* [What you are asked to do]: Locate every line in the records below that contains the word "xlabel", and copy each one.

* [Items]:
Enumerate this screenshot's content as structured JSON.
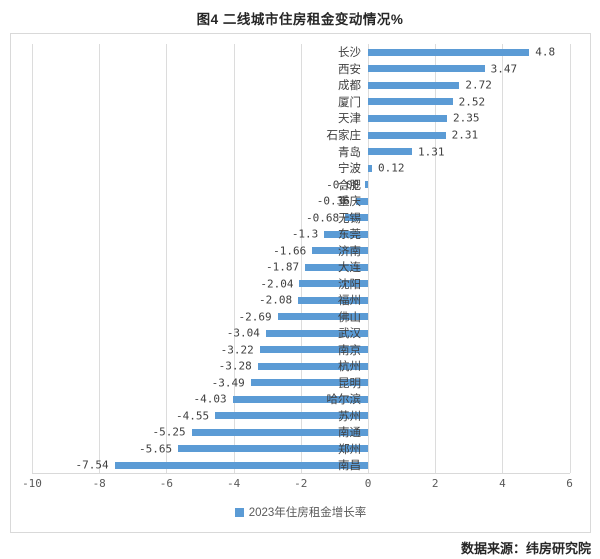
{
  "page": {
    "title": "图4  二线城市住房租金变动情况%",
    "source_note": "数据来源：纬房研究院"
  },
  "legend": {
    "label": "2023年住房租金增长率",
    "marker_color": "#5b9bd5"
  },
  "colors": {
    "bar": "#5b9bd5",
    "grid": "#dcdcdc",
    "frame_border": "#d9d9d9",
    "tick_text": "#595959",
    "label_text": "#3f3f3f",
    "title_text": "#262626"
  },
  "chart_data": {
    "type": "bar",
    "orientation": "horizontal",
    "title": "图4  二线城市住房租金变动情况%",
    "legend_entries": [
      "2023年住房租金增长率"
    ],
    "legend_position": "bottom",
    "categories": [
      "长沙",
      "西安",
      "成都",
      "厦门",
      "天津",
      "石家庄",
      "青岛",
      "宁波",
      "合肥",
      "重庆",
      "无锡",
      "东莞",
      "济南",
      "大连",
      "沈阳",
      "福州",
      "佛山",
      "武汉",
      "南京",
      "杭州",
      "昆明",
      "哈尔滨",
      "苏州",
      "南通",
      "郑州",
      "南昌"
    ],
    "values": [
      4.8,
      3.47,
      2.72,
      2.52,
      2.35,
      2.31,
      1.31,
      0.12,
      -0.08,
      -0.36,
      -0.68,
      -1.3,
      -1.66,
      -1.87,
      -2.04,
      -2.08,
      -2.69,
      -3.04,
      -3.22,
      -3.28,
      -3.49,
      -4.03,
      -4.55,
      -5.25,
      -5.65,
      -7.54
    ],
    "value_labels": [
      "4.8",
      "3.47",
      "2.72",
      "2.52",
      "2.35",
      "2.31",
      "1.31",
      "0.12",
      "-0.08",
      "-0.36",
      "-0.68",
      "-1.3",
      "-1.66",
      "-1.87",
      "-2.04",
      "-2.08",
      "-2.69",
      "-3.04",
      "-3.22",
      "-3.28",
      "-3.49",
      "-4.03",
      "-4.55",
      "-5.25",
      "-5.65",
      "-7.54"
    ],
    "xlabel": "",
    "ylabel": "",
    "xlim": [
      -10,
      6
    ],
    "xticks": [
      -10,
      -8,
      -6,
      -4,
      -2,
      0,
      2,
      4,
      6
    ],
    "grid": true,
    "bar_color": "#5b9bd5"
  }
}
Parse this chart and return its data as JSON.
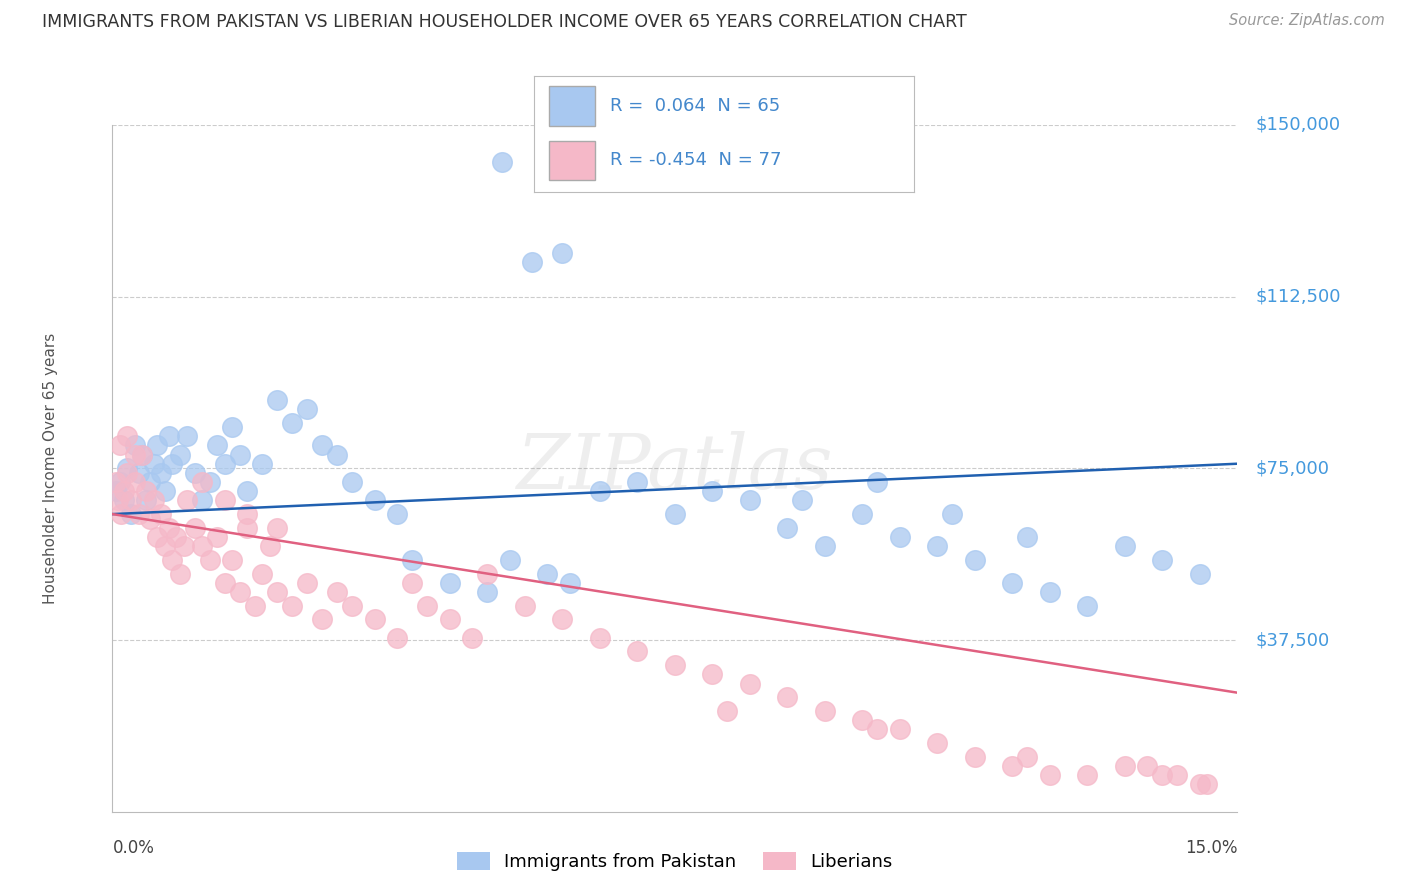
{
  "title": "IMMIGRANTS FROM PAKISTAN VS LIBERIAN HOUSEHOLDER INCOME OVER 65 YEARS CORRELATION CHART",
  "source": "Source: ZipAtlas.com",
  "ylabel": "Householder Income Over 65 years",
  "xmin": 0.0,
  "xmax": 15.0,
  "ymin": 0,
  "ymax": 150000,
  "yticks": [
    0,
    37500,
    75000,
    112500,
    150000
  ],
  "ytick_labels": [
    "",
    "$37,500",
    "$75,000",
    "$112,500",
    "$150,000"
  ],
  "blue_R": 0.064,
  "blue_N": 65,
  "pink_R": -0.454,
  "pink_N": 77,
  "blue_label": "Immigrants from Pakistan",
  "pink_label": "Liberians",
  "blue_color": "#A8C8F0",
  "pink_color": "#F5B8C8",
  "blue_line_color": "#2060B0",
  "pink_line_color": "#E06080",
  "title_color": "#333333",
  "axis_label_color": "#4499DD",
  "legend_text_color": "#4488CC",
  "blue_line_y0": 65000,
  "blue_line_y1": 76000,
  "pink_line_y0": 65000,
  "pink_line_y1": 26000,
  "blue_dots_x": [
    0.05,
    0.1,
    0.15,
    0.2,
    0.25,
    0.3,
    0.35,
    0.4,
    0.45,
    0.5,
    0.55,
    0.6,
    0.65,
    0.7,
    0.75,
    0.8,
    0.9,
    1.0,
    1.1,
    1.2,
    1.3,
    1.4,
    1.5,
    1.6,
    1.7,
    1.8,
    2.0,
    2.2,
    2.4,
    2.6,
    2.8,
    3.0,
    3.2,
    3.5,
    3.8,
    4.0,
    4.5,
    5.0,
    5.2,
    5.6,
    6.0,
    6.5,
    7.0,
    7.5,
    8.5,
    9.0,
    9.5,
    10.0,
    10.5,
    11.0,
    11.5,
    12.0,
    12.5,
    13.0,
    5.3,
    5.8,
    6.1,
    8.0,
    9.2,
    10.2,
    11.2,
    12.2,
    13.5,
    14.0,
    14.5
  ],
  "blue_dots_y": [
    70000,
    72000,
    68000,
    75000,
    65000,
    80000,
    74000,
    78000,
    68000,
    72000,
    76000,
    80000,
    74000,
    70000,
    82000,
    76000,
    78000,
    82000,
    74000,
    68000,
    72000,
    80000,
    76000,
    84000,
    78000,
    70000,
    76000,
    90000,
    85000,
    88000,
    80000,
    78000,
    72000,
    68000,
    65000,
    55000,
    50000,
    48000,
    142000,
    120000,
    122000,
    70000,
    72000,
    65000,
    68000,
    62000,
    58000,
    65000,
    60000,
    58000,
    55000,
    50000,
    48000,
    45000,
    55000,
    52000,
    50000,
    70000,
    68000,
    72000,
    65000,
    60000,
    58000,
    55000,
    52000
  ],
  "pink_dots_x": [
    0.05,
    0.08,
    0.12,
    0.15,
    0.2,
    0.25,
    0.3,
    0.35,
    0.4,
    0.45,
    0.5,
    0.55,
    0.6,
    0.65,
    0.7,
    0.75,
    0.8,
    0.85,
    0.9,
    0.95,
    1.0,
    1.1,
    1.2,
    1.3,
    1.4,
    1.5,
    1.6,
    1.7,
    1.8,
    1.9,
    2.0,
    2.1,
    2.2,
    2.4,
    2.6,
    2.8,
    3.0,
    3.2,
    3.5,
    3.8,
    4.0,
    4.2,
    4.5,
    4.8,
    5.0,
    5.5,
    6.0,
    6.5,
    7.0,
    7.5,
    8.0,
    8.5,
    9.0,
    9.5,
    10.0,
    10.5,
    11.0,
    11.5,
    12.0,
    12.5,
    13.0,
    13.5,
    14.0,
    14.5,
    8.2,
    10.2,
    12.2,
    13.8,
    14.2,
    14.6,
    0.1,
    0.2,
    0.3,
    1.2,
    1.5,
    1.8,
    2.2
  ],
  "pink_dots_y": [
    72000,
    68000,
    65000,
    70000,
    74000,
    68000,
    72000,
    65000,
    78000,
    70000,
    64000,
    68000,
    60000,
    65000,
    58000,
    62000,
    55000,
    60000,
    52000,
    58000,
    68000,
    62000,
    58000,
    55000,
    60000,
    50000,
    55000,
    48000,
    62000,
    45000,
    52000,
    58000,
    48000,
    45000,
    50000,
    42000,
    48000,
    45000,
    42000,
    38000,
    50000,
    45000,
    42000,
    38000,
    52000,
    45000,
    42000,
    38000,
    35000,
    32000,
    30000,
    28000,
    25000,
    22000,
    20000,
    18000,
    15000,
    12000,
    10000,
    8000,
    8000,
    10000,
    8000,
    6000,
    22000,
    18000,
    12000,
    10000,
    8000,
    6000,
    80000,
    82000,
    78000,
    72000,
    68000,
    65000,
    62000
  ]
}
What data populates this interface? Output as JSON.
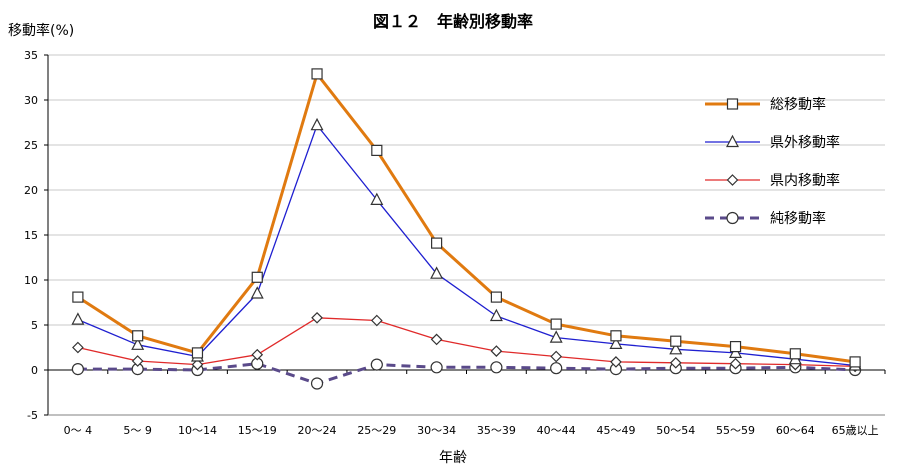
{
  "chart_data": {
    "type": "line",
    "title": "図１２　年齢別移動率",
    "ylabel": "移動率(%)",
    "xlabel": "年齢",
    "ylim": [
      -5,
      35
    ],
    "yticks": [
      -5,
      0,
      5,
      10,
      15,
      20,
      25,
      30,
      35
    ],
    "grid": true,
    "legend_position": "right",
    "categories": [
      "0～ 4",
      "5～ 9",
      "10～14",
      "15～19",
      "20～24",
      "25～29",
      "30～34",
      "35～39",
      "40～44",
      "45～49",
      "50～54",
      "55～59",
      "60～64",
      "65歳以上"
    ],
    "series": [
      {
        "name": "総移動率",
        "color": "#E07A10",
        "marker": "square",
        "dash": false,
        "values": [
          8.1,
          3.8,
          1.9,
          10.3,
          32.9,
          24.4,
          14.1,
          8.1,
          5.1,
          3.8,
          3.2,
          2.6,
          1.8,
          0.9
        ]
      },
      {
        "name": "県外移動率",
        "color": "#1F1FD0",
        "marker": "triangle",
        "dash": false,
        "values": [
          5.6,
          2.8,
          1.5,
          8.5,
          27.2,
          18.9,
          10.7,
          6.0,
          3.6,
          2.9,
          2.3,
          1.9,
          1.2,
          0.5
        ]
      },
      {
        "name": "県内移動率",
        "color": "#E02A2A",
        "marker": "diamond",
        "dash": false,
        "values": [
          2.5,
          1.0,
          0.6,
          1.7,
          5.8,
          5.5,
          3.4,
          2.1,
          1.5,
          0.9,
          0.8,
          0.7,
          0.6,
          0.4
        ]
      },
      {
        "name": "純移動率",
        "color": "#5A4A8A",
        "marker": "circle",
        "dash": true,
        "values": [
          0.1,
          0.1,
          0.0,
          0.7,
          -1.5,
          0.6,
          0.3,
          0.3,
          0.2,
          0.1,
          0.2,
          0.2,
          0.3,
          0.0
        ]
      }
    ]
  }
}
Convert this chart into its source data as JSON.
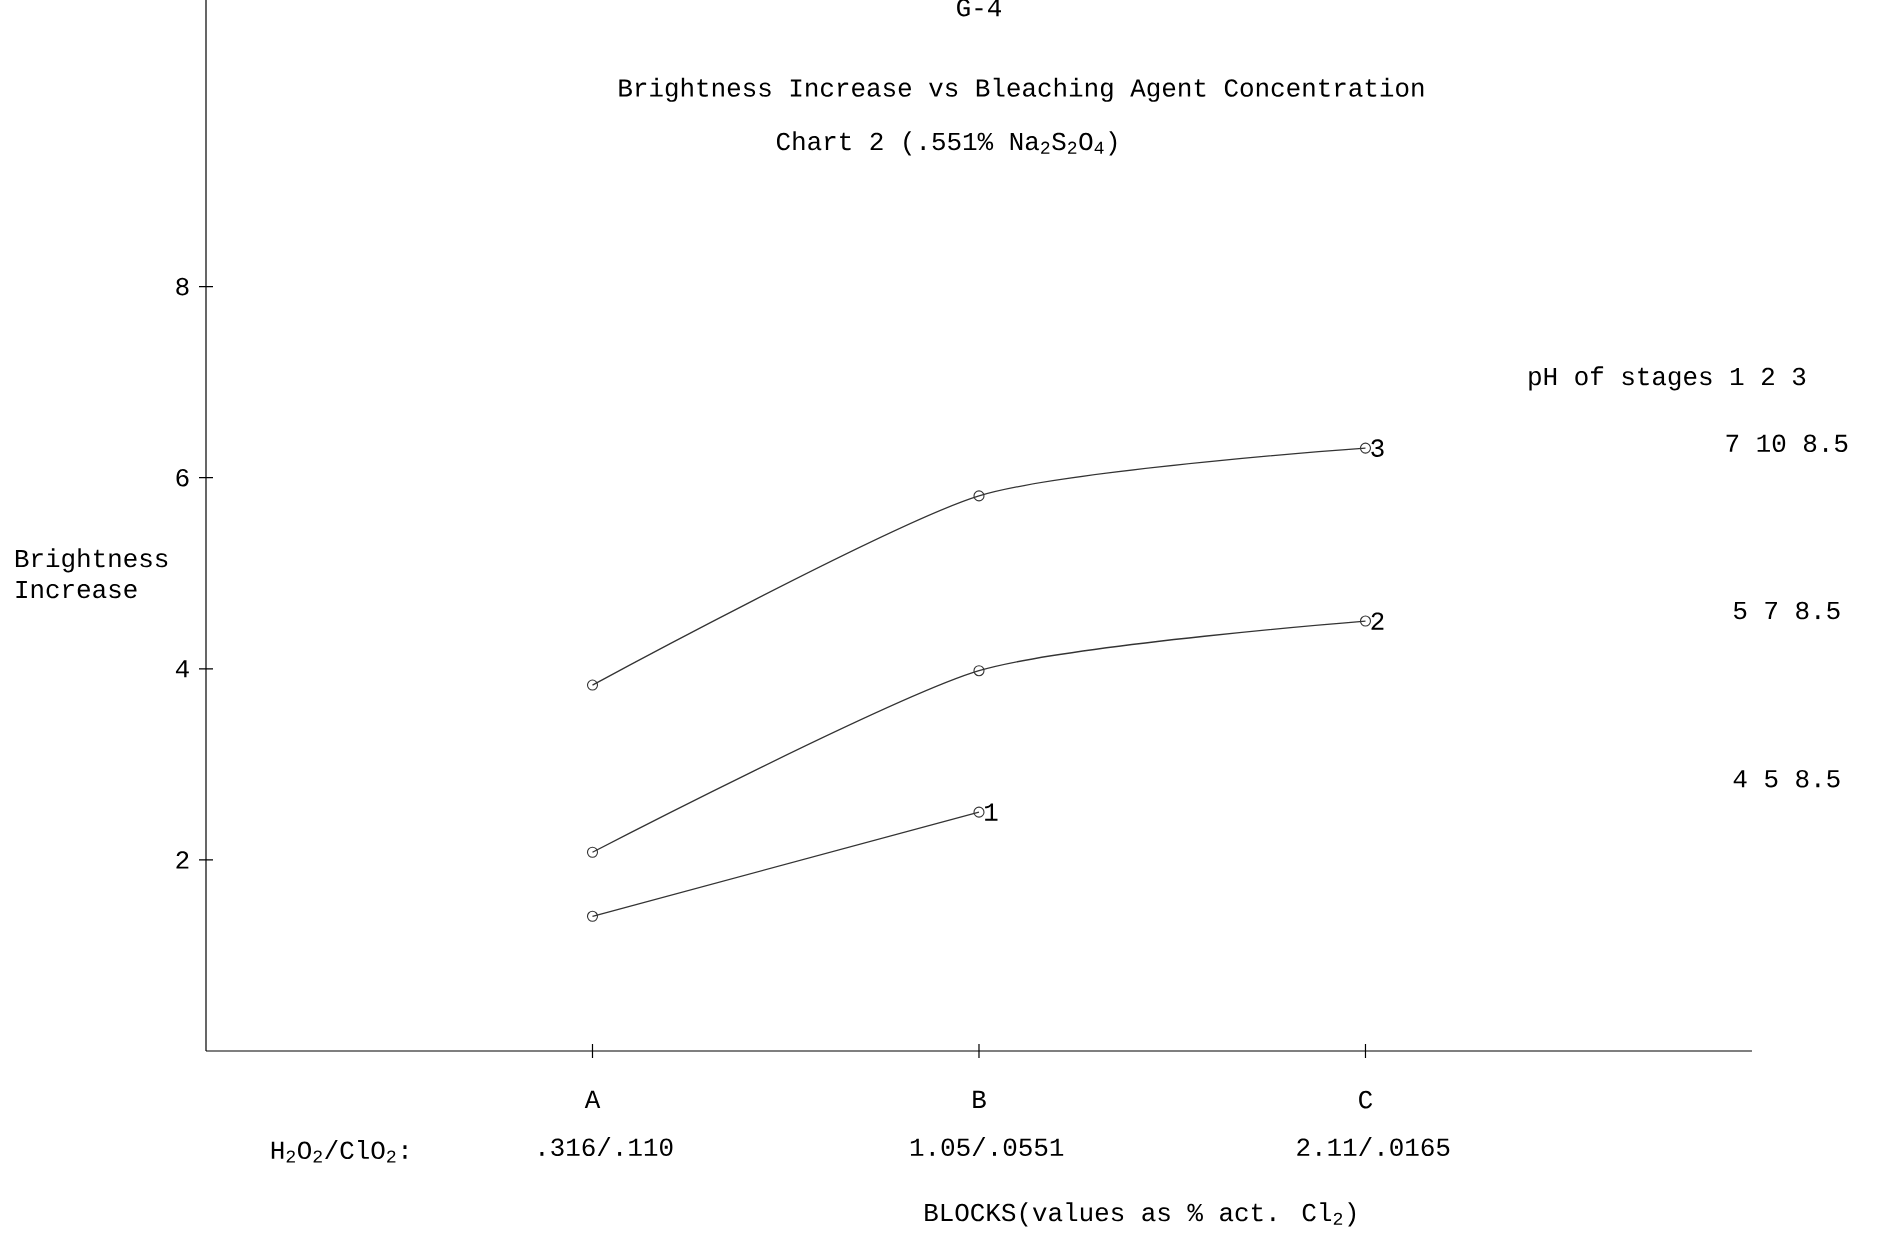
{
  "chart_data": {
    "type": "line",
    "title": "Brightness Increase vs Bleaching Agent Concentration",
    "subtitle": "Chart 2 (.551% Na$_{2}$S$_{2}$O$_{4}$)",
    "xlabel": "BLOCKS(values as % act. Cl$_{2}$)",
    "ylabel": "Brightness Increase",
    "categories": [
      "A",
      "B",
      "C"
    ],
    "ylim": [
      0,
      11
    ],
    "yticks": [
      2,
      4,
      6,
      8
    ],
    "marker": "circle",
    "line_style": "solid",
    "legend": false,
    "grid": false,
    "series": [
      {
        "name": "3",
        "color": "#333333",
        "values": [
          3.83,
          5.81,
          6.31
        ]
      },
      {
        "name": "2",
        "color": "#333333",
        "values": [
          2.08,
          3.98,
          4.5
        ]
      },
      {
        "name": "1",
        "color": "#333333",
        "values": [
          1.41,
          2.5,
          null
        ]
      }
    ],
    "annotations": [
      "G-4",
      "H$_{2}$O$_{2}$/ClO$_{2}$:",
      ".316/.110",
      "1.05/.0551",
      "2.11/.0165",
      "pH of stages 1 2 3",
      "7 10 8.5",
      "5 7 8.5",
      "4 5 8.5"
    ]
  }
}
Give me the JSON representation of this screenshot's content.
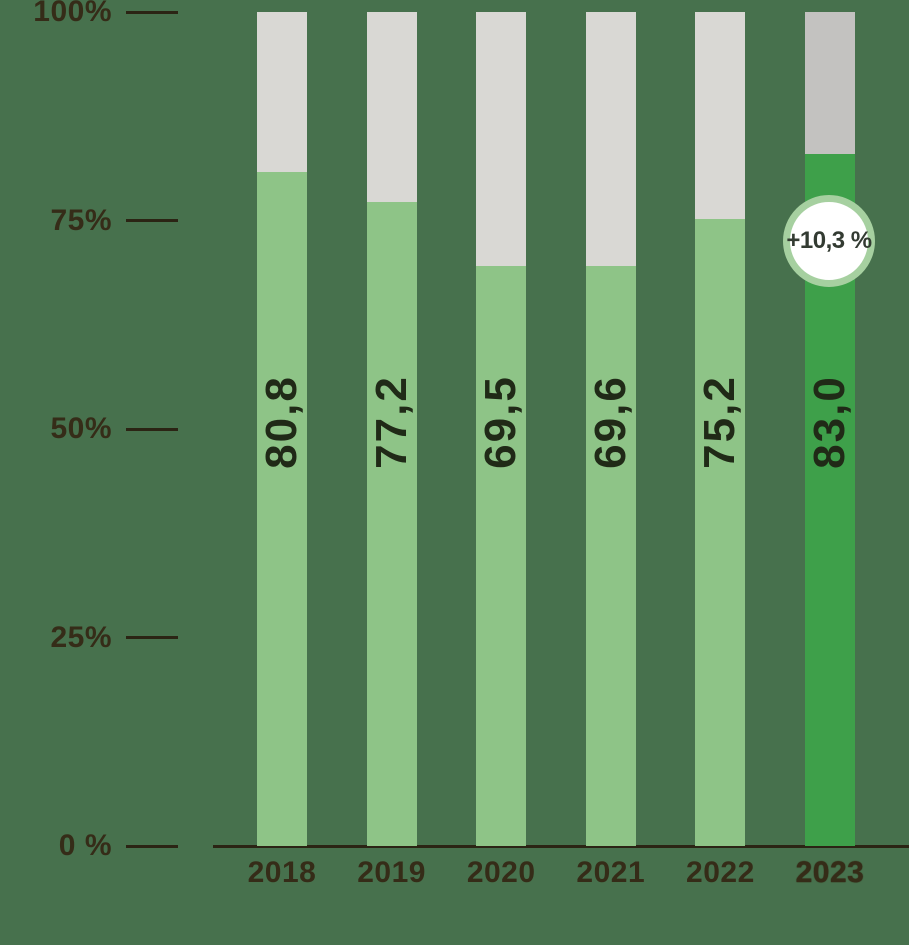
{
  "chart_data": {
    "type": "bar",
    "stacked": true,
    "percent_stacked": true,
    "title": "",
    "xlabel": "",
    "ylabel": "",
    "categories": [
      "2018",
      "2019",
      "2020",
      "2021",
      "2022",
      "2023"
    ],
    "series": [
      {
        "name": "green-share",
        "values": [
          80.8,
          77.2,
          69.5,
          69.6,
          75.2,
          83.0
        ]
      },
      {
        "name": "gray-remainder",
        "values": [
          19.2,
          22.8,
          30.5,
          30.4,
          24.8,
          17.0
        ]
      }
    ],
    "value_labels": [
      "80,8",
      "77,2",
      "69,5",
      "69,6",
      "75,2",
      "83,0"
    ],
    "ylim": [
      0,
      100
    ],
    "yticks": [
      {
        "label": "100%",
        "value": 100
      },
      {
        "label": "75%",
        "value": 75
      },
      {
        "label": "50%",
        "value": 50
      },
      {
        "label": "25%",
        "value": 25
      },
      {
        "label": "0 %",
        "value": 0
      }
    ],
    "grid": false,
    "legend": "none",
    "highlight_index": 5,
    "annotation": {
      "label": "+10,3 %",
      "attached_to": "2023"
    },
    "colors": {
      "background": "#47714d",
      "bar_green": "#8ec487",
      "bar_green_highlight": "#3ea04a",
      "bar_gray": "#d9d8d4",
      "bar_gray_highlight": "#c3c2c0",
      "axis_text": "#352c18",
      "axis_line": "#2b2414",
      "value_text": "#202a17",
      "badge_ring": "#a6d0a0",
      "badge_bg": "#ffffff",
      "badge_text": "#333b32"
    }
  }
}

* [Exercise output]:
    "xlabel": "",
    "xlabel": "年齢",
    "xlabel": "BLOCKS(values as % act. Cl$_{2}$)",
    "xlabel": "",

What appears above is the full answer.